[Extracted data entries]
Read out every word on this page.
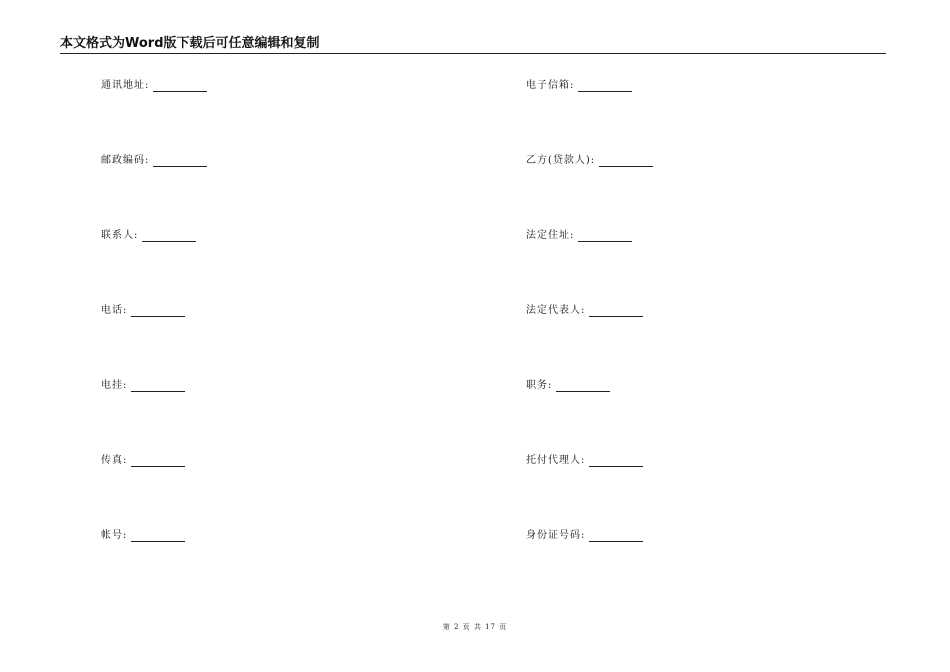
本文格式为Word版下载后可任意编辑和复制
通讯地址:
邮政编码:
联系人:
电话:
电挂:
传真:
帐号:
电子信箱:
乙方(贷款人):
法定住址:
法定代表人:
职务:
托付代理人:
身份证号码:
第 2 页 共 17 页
* * *
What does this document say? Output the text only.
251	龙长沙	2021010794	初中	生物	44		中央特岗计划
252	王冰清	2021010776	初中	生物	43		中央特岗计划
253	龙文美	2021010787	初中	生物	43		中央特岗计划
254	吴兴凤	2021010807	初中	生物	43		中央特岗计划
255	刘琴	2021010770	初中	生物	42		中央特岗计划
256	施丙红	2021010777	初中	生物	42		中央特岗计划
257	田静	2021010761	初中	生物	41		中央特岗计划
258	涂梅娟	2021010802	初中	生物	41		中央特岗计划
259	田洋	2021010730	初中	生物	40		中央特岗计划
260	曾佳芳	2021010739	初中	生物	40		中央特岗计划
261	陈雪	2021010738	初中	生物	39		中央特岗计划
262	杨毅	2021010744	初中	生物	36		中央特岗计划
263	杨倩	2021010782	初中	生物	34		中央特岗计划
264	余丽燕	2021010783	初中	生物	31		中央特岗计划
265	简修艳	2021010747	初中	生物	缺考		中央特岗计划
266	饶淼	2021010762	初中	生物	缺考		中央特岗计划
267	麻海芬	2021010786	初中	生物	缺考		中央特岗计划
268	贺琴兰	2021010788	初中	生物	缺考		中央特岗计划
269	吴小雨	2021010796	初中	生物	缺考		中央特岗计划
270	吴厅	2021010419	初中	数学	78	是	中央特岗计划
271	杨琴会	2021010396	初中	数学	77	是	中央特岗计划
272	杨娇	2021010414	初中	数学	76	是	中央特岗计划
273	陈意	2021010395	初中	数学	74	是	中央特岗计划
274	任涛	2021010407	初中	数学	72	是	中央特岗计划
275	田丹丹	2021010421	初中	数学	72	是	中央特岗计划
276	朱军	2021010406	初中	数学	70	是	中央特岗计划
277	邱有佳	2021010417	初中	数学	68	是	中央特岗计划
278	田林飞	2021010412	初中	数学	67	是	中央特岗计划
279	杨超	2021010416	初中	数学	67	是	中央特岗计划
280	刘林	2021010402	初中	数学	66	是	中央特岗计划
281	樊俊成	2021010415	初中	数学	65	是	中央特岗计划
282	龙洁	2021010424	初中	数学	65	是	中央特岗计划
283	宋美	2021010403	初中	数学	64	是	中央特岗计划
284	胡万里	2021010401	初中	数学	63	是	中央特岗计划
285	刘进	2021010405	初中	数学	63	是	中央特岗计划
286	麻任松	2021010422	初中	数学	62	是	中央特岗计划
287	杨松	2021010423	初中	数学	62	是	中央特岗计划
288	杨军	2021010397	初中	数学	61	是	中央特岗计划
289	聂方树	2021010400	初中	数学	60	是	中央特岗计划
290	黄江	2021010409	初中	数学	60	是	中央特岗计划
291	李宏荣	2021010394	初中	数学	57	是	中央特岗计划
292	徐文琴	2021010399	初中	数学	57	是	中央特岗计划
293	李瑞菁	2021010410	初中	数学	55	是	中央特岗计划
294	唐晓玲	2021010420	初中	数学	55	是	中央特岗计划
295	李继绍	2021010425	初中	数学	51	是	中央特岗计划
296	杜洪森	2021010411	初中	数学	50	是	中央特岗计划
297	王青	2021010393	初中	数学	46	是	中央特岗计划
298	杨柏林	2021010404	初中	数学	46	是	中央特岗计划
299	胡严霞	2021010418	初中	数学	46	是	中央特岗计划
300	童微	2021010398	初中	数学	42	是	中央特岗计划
---
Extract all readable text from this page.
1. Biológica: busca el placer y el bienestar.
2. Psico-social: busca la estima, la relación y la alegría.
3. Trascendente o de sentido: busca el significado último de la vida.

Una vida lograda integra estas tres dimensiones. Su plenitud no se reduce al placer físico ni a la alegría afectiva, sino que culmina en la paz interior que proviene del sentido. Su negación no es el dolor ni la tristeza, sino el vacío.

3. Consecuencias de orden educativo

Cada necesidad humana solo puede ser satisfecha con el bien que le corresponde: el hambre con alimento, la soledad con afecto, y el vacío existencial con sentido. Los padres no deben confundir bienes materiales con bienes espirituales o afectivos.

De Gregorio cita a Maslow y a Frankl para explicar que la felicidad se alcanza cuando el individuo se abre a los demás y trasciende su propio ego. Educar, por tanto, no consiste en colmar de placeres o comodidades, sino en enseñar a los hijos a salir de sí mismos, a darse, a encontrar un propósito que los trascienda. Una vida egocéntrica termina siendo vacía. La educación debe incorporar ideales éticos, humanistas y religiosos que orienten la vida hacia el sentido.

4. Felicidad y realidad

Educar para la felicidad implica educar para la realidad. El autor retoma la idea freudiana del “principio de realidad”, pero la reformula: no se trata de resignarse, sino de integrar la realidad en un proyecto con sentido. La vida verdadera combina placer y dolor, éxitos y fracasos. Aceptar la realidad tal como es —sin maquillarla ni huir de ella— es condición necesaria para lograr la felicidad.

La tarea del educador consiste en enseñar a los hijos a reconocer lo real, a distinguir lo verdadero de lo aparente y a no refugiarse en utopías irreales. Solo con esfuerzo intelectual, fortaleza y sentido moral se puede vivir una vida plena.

What is needed
Identify every line where the string "enseñar" appears.

Exercise answer
De Gregorio cita a Maslow y a Frankl para explicar que la felicidad se alcanza cuando el individuo se abre a los demás y trasciende su propio ego. Educar, por tanto, no consiste en colmar de placeres o comodidades, sino en enseñar a los hijos a salir de sí mismos, a darse, a encontrar un propósito que los trascienda. Una vida egocéntrica termina siendo vacía. La educación debe incorporar ideales éticos, humanistas y religiosos que orienten la vida hacia el sentido.
La tarea del educador consiste en enseñar a los hijos a reconocer lo real, a distinguir lo verdadero de lo aparente y a no refugiarse en utopías irreales. Solo con esfuerzo intelectual, fortaleza y sentido moral se puede vivir una vida plena.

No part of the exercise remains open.